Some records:
((

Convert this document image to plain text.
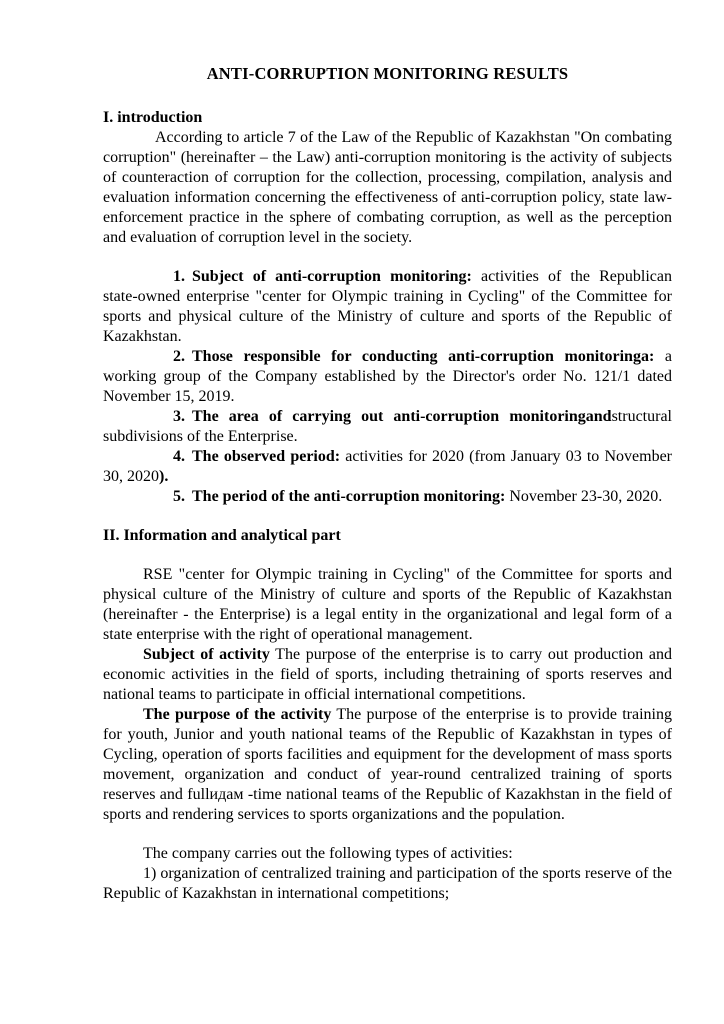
ANTI-CORRUPTION MONITORING RESULTS
I. introduction

According to article 7 of the Law of the Republic of Kazakhstan "On combating corruption" (hereinafter – the Law) anti-corruption monitoring is the activity of subjects of counteraction of corruption for the collection, processing, compilation, analysis and evaluation information concerning the effectiveness of anti-corruption policy, state law-enforcement practice in the sphere of combating corruption, as well as the perception and evaluation of corruption level in the society.

1. Subject of anti-corruption monitoring: activities of the Republican state-owned enterprise "center for Olympic training in Cycling" of the Committee for sports and physical culture of the Ministry of culture and sports of the Republic of Kazakhstan.

2. Those responsible for conducting anti-corruption monitoringa: a working group of the Company established by the Director's order No. 121/1 dated November 15, 2019.

3. The area of carrying out anti-corruption monitoringandstructural subdivisions of the Enterprise.

4. The observed period: activities for 2020 (from January 03 to November 30, 2020).

5. The period of the anti-corruption monitoring: November 23-30, 2020.

II. Information and analytical part

RSE "center for Olympic training in Cycling" of the Committee for sports and physical culture of the Ministry of culture and sports of the Republic of Kazakhstan (hereinafter - the Enterprise) is a legal entity in the organizational and legal form of a state enterprise with the right of operational management.

Subject of activity The purpose of the enterprise is to carry out production and economic activities in the field of sports, including thetraining of sports reserves and national teams to participate in official international competitions.

The purpose of the activity The purpose of the enterprise is to provide training for youth, Junior and youth national teams of the Republic of Kazakhstan in types of Cycling, operation of sports facilities and equipment for the development of mass sports movement, organization and conduct of year-round centralized training of sports reserves and fullидам -time national teams of the Republic of Kazakhstan in the field of sports and rendering services to sports organizations and the population.

The company carries out the following types of activities:

1) organization of centralized training and participation of the sports reserve of the Republic of Kazakhstan in international competitions;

))

*WHAT THE TASK REQUIRES*: Skip every picture and transcribe the data above exactly.

*RESPONSE TO THE EXERCISE*:
Convert this document image to plain text.
ANTI-CORRUPTION MONITORING RESULTS
I. introduction

According to article 7 of the Law of the Republic of Kazakhstan "On combating corruption" (hereinafter – the Law) anti-corruption monitoring is the activity of subjects of counteraction of corruption for the collection, processing, compilation, analysis and evaluation information concerning the effectiveness of anti-corruption policy, state law-enforcement practice in the sphere of combating corruption, as well as the perception and evaluation of corruption level in the society.

1. Subject of anti-corruption monitoring: activities of the Republican state-owned enterprise "center for Olympic training in Cycling" of the Committee for sports and physical culture of the Ministry of culture and sports of the Republic of Kazakhstan.

2. Those responsible for conducting anti-corruption monitoringa: a working group of the Company established by the Director's order No. 121/1 dated November 15, 2019.

3. The area of carrying out anti-corruption monitoringandstructural subdivisions of the Enterprise.

4. The observed period: activities for 2020 (from January 03 to November 30, 2020).

5. The period of the anti-corruption monitoring: November 23-30, 2020.

II. Information and analytical part

RSE "center for Olympic training in Cycling" of the Committee for sports and physical culture of the Ministry of culture and sports of the Republic of Kazakhstan (hereinafter - the Enterprise) is a legal entity in the organizational and legal form of a state enterprise with the right of operational management.

Subject of activity The purpose of the enterprise is to carry out production and economic activities in the field of sports, including thetraining of sports reserves and national teams to participate in official international competitions.

The purpose of the activity The purpose of the enterprise is to provide training for youth, Junior and youth national teams of the Republic of Kazakhstan in types of Cycling, operation of sports facilities and equipment for the development of mass sports movement, organization and conduct of year-round centralized training of sports reserves and fullидам -time national teams of the Republic of Kazakhstan in the field of sports and rendering services to sports organizations and the population.

The company carries out the following types of activities:

1) organization of centralized training and participation of the sports reserve of the Republic of Kazakhstan in international competitions;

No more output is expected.